Set exercise: Answer with a single number: the count of lines that include the string "СПМЗ".

Listed records:

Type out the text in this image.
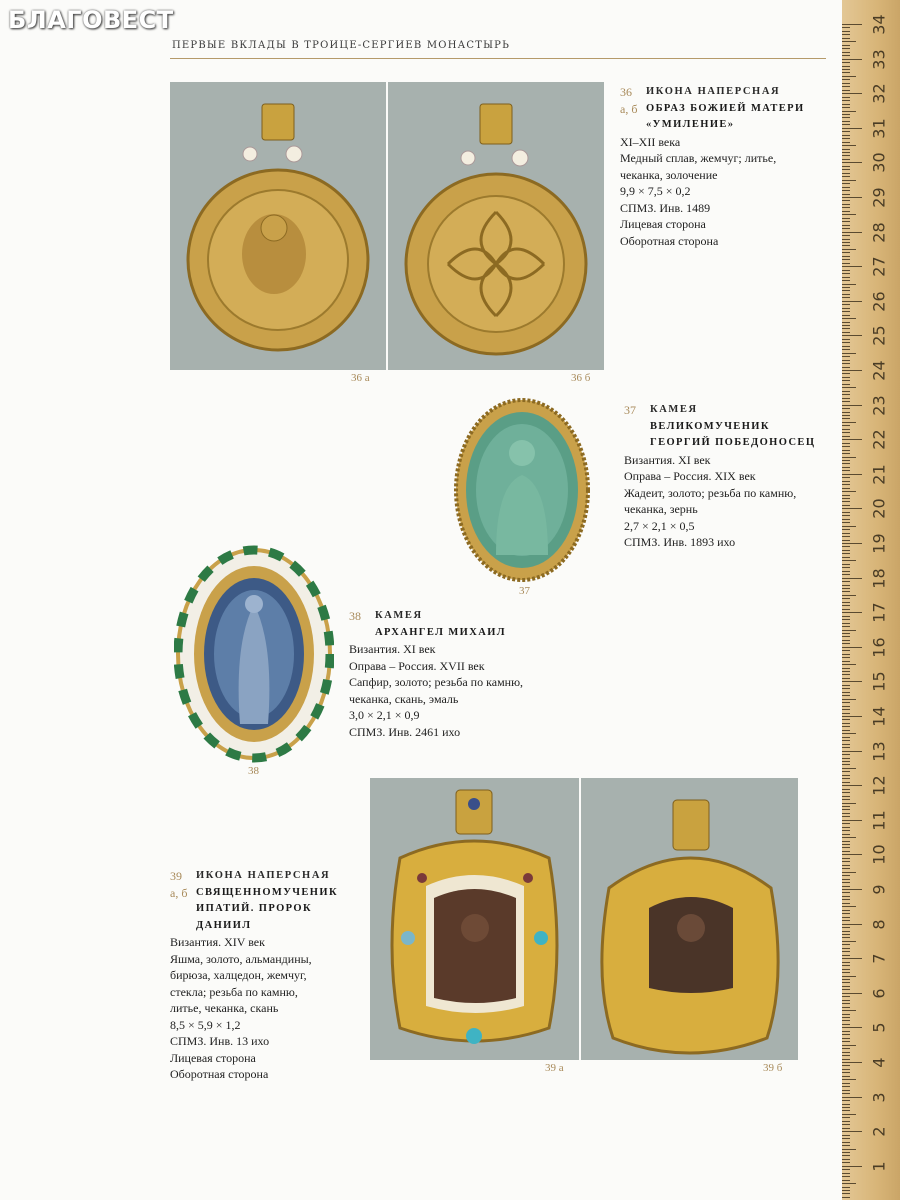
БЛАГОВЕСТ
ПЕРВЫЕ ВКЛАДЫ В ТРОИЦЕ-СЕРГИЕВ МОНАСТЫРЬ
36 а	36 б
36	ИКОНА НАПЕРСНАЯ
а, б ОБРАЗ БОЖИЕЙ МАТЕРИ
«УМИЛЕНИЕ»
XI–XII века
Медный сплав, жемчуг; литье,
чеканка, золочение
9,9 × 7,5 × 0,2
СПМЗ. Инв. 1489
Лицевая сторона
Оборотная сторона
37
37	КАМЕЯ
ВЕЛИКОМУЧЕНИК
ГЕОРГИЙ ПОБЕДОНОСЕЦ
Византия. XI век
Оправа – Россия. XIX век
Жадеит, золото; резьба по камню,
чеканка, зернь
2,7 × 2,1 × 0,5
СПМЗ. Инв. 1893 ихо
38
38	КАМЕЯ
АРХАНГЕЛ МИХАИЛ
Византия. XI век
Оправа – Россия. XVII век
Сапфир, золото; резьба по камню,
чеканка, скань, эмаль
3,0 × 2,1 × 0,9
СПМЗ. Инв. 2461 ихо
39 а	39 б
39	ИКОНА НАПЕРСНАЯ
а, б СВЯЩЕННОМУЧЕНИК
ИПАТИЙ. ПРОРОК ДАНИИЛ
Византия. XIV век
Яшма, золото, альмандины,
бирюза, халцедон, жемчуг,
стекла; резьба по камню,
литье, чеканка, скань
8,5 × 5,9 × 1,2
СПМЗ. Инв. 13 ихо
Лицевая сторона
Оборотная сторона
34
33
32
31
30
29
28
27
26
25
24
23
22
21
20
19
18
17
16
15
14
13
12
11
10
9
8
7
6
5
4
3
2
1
--
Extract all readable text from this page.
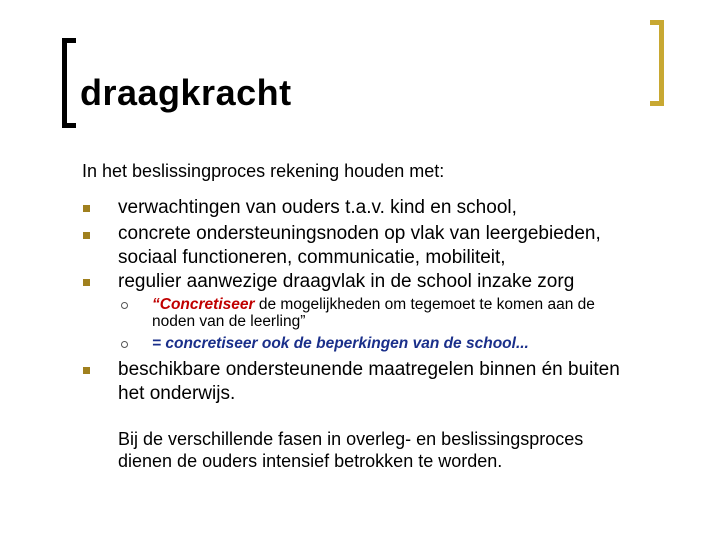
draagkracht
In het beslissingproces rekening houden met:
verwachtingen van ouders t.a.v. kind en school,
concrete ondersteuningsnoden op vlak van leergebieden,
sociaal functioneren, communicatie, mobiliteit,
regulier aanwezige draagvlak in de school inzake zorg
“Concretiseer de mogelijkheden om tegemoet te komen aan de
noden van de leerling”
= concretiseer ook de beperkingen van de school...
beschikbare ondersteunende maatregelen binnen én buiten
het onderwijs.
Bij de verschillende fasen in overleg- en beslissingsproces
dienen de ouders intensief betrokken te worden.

Written answer: 4